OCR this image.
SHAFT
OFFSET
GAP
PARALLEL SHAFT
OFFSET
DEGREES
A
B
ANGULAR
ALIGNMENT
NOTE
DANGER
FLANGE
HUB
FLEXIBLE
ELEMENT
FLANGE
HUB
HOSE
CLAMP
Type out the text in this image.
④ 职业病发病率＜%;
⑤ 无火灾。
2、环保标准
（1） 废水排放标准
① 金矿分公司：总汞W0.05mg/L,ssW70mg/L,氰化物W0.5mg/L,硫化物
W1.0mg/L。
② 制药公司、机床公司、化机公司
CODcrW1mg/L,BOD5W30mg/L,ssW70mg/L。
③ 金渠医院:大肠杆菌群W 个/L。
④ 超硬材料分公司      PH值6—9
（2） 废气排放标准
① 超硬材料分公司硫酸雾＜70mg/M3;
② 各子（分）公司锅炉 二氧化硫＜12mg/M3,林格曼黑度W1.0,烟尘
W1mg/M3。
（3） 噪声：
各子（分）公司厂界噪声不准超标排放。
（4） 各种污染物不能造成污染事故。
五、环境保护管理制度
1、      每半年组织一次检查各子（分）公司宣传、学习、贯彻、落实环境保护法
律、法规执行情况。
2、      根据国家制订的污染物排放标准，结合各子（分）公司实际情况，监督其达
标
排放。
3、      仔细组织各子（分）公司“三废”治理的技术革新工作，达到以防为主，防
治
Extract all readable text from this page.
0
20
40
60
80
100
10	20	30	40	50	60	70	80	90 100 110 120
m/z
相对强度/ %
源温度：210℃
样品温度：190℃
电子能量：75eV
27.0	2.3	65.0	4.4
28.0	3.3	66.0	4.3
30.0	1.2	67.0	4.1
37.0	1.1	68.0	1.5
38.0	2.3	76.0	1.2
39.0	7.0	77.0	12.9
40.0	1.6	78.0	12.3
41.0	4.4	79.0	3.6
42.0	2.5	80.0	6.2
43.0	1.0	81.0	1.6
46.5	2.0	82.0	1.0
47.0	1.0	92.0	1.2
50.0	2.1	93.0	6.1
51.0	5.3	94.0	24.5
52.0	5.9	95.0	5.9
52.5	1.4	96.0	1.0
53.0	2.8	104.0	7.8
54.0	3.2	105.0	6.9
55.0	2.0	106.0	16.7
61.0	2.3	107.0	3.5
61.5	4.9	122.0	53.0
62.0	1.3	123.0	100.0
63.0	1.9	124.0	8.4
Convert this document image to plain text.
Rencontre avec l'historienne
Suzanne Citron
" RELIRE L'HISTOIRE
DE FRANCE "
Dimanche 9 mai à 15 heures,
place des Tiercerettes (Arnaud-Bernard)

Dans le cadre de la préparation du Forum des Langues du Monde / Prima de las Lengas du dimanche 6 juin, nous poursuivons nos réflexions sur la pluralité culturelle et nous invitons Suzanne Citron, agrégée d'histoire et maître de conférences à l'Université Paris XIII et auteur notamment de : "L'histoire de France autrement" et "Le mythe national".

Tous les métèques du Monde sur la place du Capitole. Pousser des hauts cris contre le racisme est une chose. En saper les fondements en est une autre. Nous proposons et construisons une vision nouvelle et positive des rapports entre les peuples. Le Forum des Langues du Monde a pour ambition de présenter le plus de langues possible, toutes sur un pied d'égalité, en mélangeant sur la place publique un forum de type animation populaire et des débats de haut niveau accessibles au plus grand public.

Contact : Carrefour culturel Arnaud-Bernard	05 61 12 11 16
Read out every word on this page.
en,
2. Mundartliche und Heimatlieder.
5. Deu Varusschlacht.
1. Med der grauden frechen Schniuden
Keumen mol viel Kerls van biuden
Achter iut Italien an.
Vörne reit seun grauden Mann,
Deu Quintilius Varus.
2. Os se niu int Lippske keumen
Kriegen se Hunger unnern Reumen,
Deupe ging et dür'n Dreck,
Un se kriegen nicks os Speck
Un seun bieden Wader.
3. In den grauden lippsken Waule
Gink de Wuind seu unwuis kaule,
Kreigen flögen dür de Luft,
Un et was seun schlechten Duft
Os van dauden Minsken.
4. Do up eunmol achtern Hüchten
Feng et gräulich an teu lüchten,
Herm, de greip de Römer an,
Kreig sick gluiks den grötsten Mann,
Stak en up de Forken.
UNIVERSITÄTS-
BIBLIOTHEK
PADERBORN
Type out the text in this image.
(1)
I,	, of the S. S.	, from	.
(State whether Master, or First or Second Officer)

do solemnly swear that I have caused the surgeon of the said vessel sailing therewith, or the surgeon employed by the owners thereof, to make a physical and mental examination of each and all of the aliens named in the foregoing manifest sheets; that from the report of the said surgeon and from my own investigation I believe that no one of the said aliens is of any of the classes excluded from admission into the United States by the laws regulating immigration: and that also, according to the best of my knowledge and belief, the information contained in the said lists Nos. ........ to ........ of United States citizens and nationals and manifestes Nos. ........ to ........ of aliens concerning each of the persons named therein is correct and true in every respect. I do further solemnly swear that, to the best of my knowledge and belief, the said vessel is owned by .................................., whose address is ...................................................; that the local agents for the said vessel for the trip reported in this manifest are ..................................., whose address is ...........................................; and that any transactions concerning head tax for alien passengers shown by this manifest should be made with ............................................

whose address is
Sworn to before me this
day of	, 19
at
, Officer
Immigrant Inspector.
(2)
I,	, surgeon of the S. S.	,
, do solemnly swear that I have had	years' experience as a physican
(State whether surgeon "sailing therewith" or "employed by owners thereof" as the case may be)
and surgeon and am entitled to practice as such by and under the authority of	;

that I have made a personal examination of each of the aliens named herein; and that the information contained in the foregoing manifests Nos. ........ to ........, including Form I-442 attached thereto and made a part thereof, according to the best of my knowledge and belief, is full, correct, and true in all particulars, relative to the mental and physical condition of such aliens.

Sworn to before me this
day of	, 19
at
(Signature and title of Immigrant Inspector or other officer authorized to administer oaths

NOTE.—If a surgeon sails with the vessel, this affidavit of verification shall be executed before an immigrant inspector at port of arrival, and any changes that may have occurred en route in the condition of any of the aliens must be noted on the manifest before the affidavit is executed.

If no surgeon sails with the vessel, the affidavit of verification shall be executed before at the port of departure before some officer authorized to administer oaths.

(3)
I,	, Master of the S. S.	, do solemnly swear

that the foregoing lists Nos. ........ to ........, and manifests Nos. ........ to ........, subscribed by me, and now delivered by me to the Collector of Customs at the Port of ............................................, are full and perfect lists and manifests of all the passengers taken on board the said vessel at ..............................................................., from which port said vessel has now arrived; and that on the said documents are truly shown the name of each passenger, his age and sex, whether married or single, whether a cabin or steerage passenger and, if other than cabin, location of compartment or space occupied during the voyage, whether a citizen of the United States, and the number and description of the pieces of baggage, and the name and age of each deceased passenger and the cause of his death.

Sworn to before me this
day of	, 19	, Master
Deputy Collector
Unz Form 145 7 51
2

- _Problem requirements_
Emit the records above again, exactly, with no line skipped.

- _The completed task_
OCR this image.
SHAFT
OFFSET
GAP
PARALLEL SHAFT
OFFSET
DEGREES
A
B
ANGULAR
ALIGNMENT
NOTE
DANGER
FLANGE
HUB
FLEXIBLE
ELEMENT
FLANGE
HUB
HOSE
CLAMP
Type out the text in this image.
④ 职业病发病率＜%;
⑤ 无火灾。
2、环保标准
（1） 废水排放标准
① 金矿分公司：总汞W0.05mg/L,ssW70mg/L,氰化物W0.5mg/L,硫化物
W1.0mg/L。
② 制药公司、机床公司、化机公司
CODcrW1mg/L,BOD5W30mg/L,ssW70mg/L。
③ 金渠医院:大肠杆菌群W 个/L。
④ 超硬材料分公司      PH值6—9
（2） 废气排放标准
① 超硬材料分公司硫酸雾＜70mg/M3;
② 各子（分）公司锅炉 二氧化硫＜12mg/M3,林格曼黑度W1.0,烟尘
W1mg/M3。
（3） 噪声：
各子（分）公司厂界噪声不准超标排放。
（4） 各种污染物不能造成污染事故。
五、环境保护管理制度
1、      每半年组织一次检查各子（分）公司宣传、学习、贯彻、落实环境保护法
律、法规执行情况。
2、      根据国家制订的污染物排放标准，结合各子（分）公司实际情况，监督其达
标
排放。
3、      仔细组织各子（分）公司“三废”治理的技术革新工作，达到以防为主，防
治
Extract all readable text from this page.
0
20
40
60
80
100
10	20	30	40	50	60	70	80	90 100 110 120
m/z
相对强度/ %
源温度：210℃
样品温度：190℃
电子能量：75eV
27.0	2.3	65.0	4.4
28.0	3.3	66.0	4.3
30.0	1.2	67.0	4.1
37.0	1.1	68.0	1.5
38.0	2.3	76.0	1.2
39.0	7.0	77.0	12.9
40.0	1.6	78.0	12.3
41.0	4.4	79.0	3.6
42.0	2.5	80.0	6.2
43.0	1.0	81.0	1.6
46.5	2.0	82.0	1.0
47.0	1.0	92.0	1.2
50.0	2.1	93.0	6.1
51.0	5.3	94.0	24.5
52.0	5.9	95.0	5.9
52.5	1.4	96.0	1.0
53.0	2.8	104.0	7.8
54.0	3.2	105.0	6.9
55.0	2.0	106.0	16.7
61.0	2.3	107.0	3.5
61.5	4.9	122.0	53.0
62.0	1.3	123.0	100.0
63.0	1.9	124.0	8.4
Convert this document image to plain text.
Rencontre avec l'historienne
Suzanne Citron
" RELIRE L'HISTOIRE
DE FRANCE "
Dimanche 9 mai à 15 heures,
place des Tiercerettes (Arnaud-Bernard)

Dans le cadre de la préparation du Forum des Langues du Monde / Prima de las Lengas du dimanche 6 juin, nous poursuivons nos réflexions sur la pluralité culturelle et nous invitons Suzanne Citron, agrégée d'histoire et maître de conférences à l'Université Paris XIII et auteur notamment de : "L'histoire de France autrement" et "Le mythe national".

Tous les métèques du Monde sur la place du Capitole. Pousser des hauts cris contre le racisme est une chose. En saper les fondements en est une autre. Nous proposons et construisons une vision nouvelle et positive des rapports entre les peuples. Le Forum des Langues du Monde a pour ambition de présenter le plus de langues possible, toutes sur un pied d'égalité, en mélangeant sur la place publique un forum de type animation populaire et des débats de haut niveau accessibles au plus grand public.

Contact : Carrefour culturel Arnaud-Bernard	05 61 12 11 16
Read out every word on this page.
en,
2. Mundartliche und Heimatlieder.
5. Deu Varusschlacht.
1. Med der grauden frechen Schniuden
Keumen mol viel Kerls van biuden
Achter iut Italien an.
Vörne reit seun grauden Mann,
Deu Quintilius Varus.
2. Os se niu int Lippske keumen
Kriegen se Hunger unnern Reumen,
Deupe ging et dür'n Dreck,
Un se kriegen nicks os Speck
Un seun bieden Wader.
3. In den grauden lippsken Waule
Gink de Wuind seu unwuis kaule,
Kreigen flögen dür de Luft,
Un et was seun schlechten Duft
Os van dauden Minsken.
4. Do up eunmol achtern Hüchten
Feng et gräulich an teu lüchten,
Herm, de greip de Römer an,
Kreig sick gluiks den grötsten Mann,
Stak en up de Forken.
UNIVERSITÄTS-
BIBLIOTHEK
PADERBORN
Type out the text in this image.
(1)
I,	, of the S. S.	, from	.
(State whether Master, or First or Second Officer)

do solemnly swear that I have caused the surgeon of the said vessel sailing therewith, or the surgeon employed by the owners thereof, to make a physical and mental examination of each and all of the aliens named in the foregoing manifest sheets; that from the report of the said surgeon and from my own investigation I believe that no one of the said aliens is of any of the classes excluded from admission into the United States by the laws regulating immigration: and that also, according to the best of my knowledge and belief, the information contained in the said lists Nos. ........ to ........ of United States citizens and nationals and manifestes Nos. ........ to ........ of aliens concerning each of the persons named therein is correct and true in every respect. I do further solemnly swear that, to the best of my knowledge and belief, the said vessel is owned by .................................., whose address is ...................................................; that the local agents for the said vessel for the trip reported in this manifest are ..................................., whose address is ...........................................; and that any transactions concerning head tax for alien passengers shown by this manifest should be made with ............................................

whose address is
Sworn to before me this
day of	, 19
at
, Officer
Immigrant Inspector.
(2)
I,	, surgeon of the S. S.	,
, do solemnly swear that I have had	years' experience as a physican
(State whether surgeon "sailing therewith" or "employed by owners thereof" as the case may be)
and surgeon and am entitled to practice as such by and under the authority of	;

that I have made a personal examination of each of the aliens named herein; and that the information contained in the foregoing manifests Nos. ........ to ........, including Form I-442 attached thereto and made a part thereof, according to the best of my knowledge and belief, is full, correct, and true in all particulars, relative to the mental and physical condition of such aliens.

Sworn to before me this
day of	, 19
at
(Signature and title of Immigrant Inspector or other officer authorized to administer oaths

NOTE.—If a surgeon sails with the vessel, this affidavit of verification shall be executed before an immigrant inspector at port of arrival, and any changes that may have occurred en route in the condition of any of the aliens must be noted on the manifest before the affidavit is executed.

If no surgeon sails with the vessel, the affidavit of verification shall be executed before at the port of departure before some officer authorized to administer oaths.

(3)
I,	, Master of the S. S.	, do solemnly swear

that the foregoing lists Nos. ........ to ........, and manifests Nos. ........ to ........, subscribed by me, and now delivered by me to the Collector of Customs at the Port of ............................................, are full and perfect lists and manifests of all the passengers taken on board the said vessel at ..............................................................., from which port said vessel has now arrived; and that on the said documents are truly shown the name of each passenger, his age and sex, whether married or single, whether a cabin or steerage passenger and, if other than cabin, location of compartment or space occupied during the voyage, whether a citizen of the United States, and the number and description of the pieces of baggage, and the name and age of each deceased passenger and the cause of his death.

Sworn to before me this
day of	, 19	, Master
Deputy Collector
Unz Form 145 7 51
2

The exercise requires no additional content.